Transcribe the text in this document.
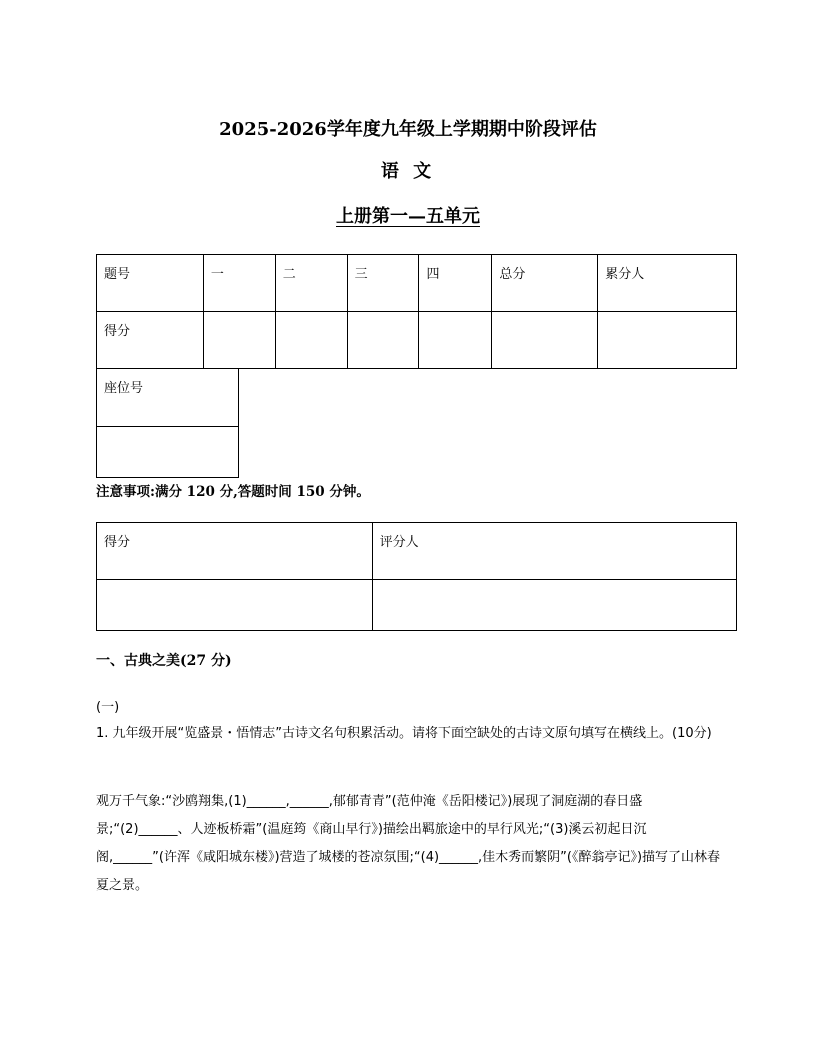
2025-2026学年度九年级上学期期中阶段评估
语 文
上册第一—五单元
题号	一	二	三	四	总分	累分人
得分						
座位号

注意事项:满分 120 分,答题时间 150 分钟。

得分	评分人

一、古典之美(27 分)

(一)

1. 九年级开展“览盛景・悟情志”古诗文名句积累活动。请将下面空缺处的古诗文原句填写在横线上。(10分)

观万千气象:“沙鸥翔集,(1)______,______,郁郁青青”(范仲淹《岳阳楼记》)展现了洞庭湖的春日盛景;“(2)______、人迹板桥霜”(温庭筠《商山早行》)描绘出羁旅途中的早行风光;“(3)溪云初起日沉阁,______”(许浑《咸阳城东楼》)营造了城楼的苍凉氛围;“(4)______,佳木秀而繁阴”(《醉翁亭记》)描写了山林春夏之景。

___

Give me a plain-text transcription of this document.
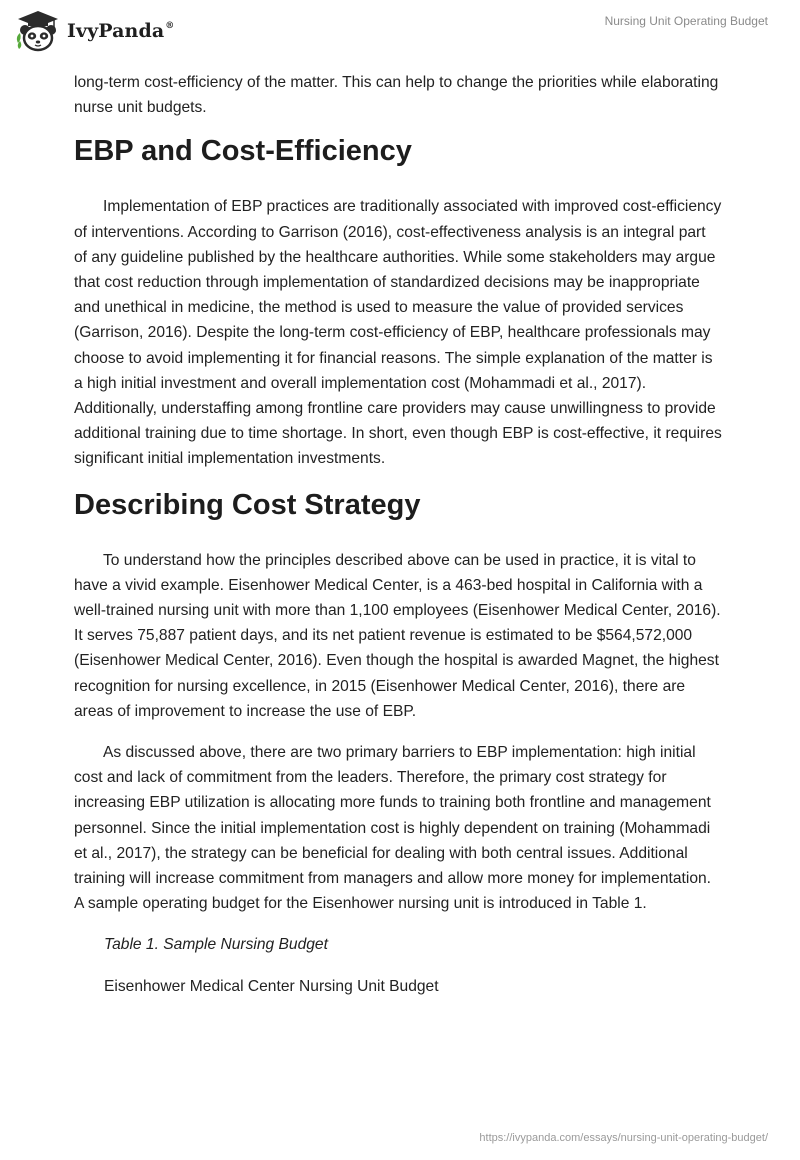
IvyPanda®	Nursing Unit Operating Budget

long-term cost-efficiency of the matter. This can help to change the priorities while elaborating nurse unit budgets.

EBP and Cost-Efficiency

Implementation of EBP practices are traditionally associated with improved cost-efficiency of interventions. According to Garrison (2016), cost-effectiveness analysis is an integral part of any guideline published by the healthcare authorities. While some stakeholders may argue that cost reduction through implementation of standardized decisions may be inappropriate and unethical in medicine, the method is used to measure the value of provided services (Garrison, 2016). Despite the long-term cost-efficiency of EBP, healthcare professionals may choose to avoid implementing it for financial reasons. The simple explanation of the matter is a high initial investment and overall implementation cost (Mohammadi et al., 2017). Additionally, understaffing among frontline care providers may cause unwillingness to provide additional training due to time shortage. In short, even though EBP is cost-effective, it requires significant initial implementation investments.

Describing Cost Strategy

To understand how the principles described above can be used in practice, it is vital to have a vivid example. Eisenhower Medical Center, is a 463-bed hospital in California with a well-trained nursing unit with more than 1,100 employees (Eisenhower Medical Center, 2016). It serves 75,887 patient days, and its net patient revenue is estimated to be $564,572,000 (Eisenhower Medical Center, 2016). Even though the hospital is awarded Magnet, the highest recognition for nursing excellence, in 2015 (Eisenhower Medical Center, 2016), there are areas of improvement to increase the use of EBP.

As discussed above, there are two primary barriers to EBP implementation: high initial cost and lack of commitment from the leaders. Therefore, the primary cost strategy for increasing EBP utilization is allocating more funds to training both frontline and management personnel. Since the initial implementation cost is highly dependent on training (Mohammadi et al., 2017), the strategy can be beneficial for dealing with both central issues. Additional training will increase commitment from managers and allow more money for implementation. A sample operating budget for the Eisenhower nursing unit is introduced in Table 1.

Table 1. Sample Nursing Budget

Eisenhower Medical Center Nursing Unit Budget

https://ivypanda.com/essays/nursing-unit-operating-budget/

___

What the task asks:
In the records above, find each line with the word "text" and copy it.

Exercise result:
Transcribe the text in this document.
Give me a plain-text transcription of this document.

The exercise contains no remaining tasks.